§ Problem
Of all the lines in the records, how many hold the word "this"? Answer with the number only.

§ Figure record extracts
——————

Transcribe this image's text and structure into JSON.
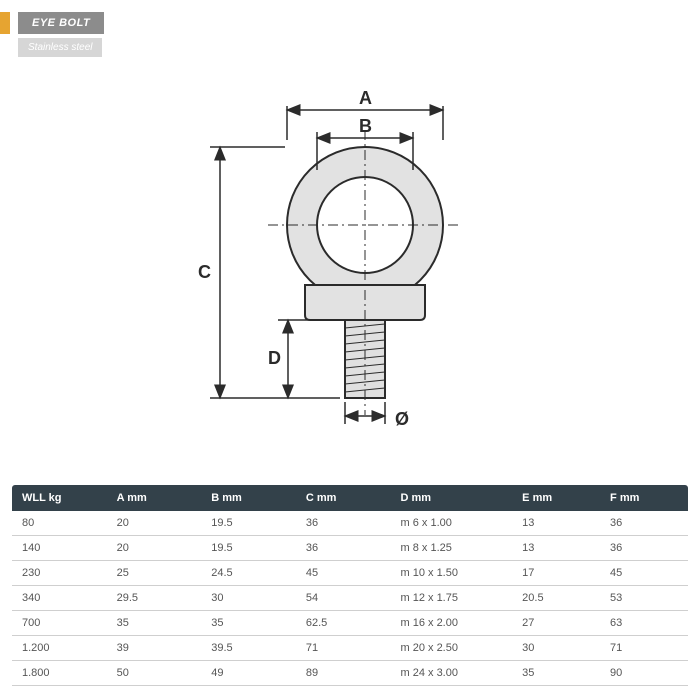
{
  "header": {
    "title": "EYE BOLT",
    "subtitle": "Stainless steel"
  },
  "diagram": {
    "labels": {
      "A": "A",
      "B": "B",
      "C": "C",
      "D": "D",
      "diam": "Ø"
    },
    "stroke": "#2b2b2b",
    "fill": "#d9d9d9"
  },
  "table": {
    "columns": [
      "WLL kg",
      "A mm",
      "B mm",
      "C mm",
      "D mm",
      "E mm",
      "F mm"
    ],
    "rows": [
      [
        "80",
        "20",
        "19.5",
        "36",
        "m 6 x 1.00",
        "13",
        "36"
      ],
      [
        "140",
        "20",
        "19.5",
        "36",
        "m 8 x 1.25",
        "13",
        "36"
      ],
      [
        "230",
        "25",
        "24.5",
        "45",
        "m 10 x 1.50",
        "17",
        "45"
      ],
      [
        "340",
        "29.5",
        "30",
        "54",
        "m 12 x 1.75",
        "20.5",
        "53"
      ],
      [
        "700",
        "35",
        "35",
        "62.5",
        "m 16 x 2.00",
        "27",
        "63"
      ],
      [
        "1.200",
        "39",
        "39.5",
        "71",
        "m 20 x 2.50",
        "30",
        "71"
      ],
      [
        "1.800",
        "50",
        "49",
        "89",
        "m 24 x 3.00",
        "35",
        "90"
      ]
    ],
    "header_bg": "#33414a",
    "header_fg": "#ffffff",
    "cell_fg": "#555555",
    "border": "#cfcfcf"
  }
}
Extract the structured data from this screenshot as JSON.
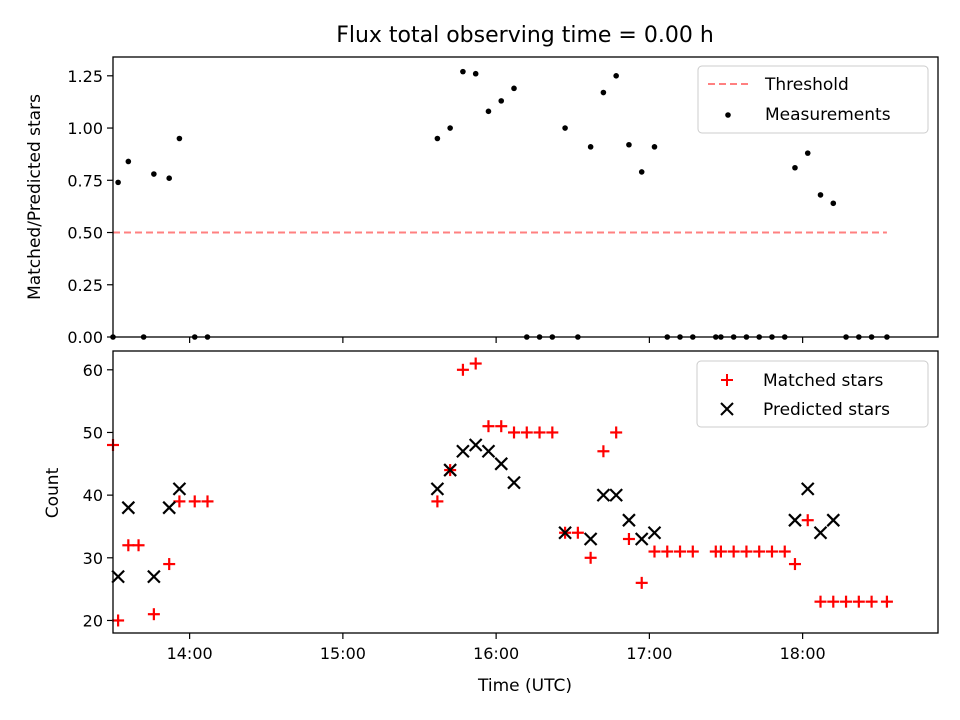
{
  "chart_data": [
    {
      "type": "scatter",
      "title": "Flux total observing time = 0.00 h",
      "ylabel": "Matched/Predicted stars",
      "xlabel": "",
      "ylim": [
        0,
        1.34
      ],
      "yticks": [
        0.0,
        0.25,
        0.5,
        0.75,
        1.0,
        1.25
      ],
      "ytick_labels": [
        "0.00",
        "0.25",
        "0.50",
        "0.75",
        "1.00",
        "1.25"
      ],
      "xlim": [
        "13:30",
        "18:53"
      ],
      "xticks": [
        "14:00",
        "15:00",
        "16:00",
        "17:00",
        "18:00"
      ],
      "grid": false,
      "legend_position": "top-right",
      "threshold": {
        "name": "Threshold",
        "value": 0.5,
        "x_start": "13:30",
        "x_end": "18:33",
        "color": "#ff8080",
        "style": "dashed"
      },
      "series": [
        {
          "name": "Measurements",
          "color": "#000000",
          "marker": "dot",
          "points": [
            [
              "13:30",
              0
            ],
            [
              "13:32",
              0.74
            ],
            [
              "13:36",
              0.84
            ],
            [
              "13:42",
              0
            ],
            [
              "13:46",
              0.78
            ],
            [
              "13:52",
              0.76
            ],
            [
              "13:56",
              0.95
            ],
            [
              "14:02",
              0
            ],
            [
              "14:07",
              0
            ],
            [
              "15:37",
              0.95
            ],
            [
              "15:42",
              1.0
            ],
            [
              "15:47",
              1.27
            ],
            [
              "15:52",
              1.26
            ],
            [
              "15:57",
              1.08
            ],
            [
              "16:02",
              1.13
            ],
            [
              "16:07",
              1.19
            ],
            [
              "16:12",
              0
            ],
            [
              "16:17",
              0
            ],
            [
              "16:22",
              0
            ],
            [
              "16:27",
              1.0
            ],
            [
              "16:32",
              0
            ],
            [
              "16:37",
              0.91
            ],
            [
              "16:42",
              1.17
            ],
            [
              "16:47",
              1.25
            ],
            [
              "16:52",
              0.92
            ],
            [
              "16:57",
              0.79
            ],
            [
              "17:02",
              0.91
            ],
            [
              "17:07",
              0
            ],
            [
              "17:12",
              0
            ],
            [
              "17:17",
              0
            ],
            [
              "17:26",
              0
            ],
            [
              "17:28",
              0
            ],
            [
              "17:33",
              0
            ],
            [
              "17:38",
              0
            ],
            [
              "17:43",
              0
            ],
            [
              "17:48",
              0
            ],
            [
              "17:53",
              0
            ],
            [
              "17:57",
              0.81
            ],
            [
              "18:02",
              0.88
            ],
            [
              "18:07",
              0.68
            ],
            [
              "18:12",
              0.64
            ],
            [
              "18:17",
              0
            ],
            [
              "18:22",
              0
            ],
            [
              "18:27",
              0
            ],
            [
              "18:33",
              0
            ]
          ]
        }
      ]
    },
    {
      "type": "scatter",
      "title": "",
      "xlabel": "Time (UTC)",
      "ylabel": "Count",
      "ylim": [
        18,
        63
      ],
      "yticks": [
        20,
        30,
        40,
        50,
        60
      ],
      "ytick_labels": [
        "20",
        "30",
        "40",
        "50",
        "60"
      ],
      "xlim": [
        "13:30",
        "18:53"
      ],
      "xticks": [
        "14:00",
        "15:00",
        "16:00",
        "17:00",
        "18:00"
      ],
      "xtick_labels": [
        "14:00",
        "15:00",
        "16:00",
        "17:00",
        "18:00"
      ],
      "grid": false,
      "legend_position": "top-right",
      "series": [
        {
          "name": "Matched stars",
          "color": "#ff0000",
          "marker": "plus",
          "points": [
            [
              "13:30",
              48
            ],
            [
              "13:32",
              20
            ],
            [
              "13:36",
              32
            ],
            [
              "13:40",
              32
            ],
            [
              "13:46",
              21
            ],
            [
              "13:52",
              29
            ],
            [
              "13:56",
              39
            ],
            [
              "14:02",
              39
            ],
            [
              "14:07",
              39
            ],
            [
              "15:37",
              39
            ],
            [
              "15:42",
              44
            ],
            [
              "15:47",
              60
            ],
            [
              "15:52",
              61
            ],
            [
              "15:57",
              51
            ],
            [
              "16:02",
              51
            ],
            [
              "16:07",
              50
            ],
            [
              "16:12",
              50
            ],
            [
              "16:17",
              50
            ],
            [
              "16:22",
              50
            ],
            [
              "16:27",
              34
            ],
            [
              "16:32",
              34
            ],
            [
              "16:37",
              30
            ],
            [
              "16:42",
              47
            ],
            [
              "16:47",
              50
            ],
            [
              "16:52",
              33
            ],
            [
              "16:57",
              26
            ],
            [
              "17:02",
              31
            ],
            [
              "17:07",
              31
            ],
            [
              "17:12",
              31
            ],
            [
              "17:17",
              31
            ],
            [
              "17:26",
              31
            ],
            [
              "17:28",
              31
            ],
            [
              "17:33",
              31
            ],
            [
              "17:38",
              31
            ],
            [
              "17:43",
              31
            ],
            [
              "17:48",
              31
            ],
            [
              "17:53",
              31
            ],
            [
              "17:57",
              29
            ],
            [
              "18:02",
              36
            ],
            [
              "18:07",
              23
            ],
            [
              "18:12",
              23
            ],
            [
              "18:17",
              23
            ],
            [
              "18:22",
              23
            ],
            [
              "18:27",
              23
            ],
            [
              "18:33",
              23
            ]
          ]
        },
        {
          "name": "Predicted stars",
          "color": "#000000",
          "marker": "x",
          "points": [
            [
              "13:32",
              27
            ],
            [
              "13:36",
              38
            ],
            [
              "13:46",
              27
            ],
            [
              "13:52",
              38
            ],
            [
              "13:56",
              41
            ],
            [
              "15:37",
              41
            ],
            [
              "15:42",
              44
            ],
            [
              "15:47",
              47
            ],
            [
              "15:52",
              48
            ],
            [
              "15:57",
              47
            ],
            [
              "16:02",
              45
            ],
            [
              "16:07",
              42
            ],
            [
              "16:27",
              34
            ],
            [
              "16:37",
              33
            ],
            [
              "16:42",
              40
            ],
            [
              "16:47",
              40
            ],
            [
              "16:52",
              36
            ],
            [
              "16:57",
              33
            ],
            [
              "17:02",
              34
            ],
            [
              "17:57",
              36
            ],
            [
              "18:02",
              41
            ],
            [
              "18:07",
              34
            ],
            [
              "18:12",
              36
            ]
          ]
        }
      ]
    }
  ]
}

——————

§ Full response
2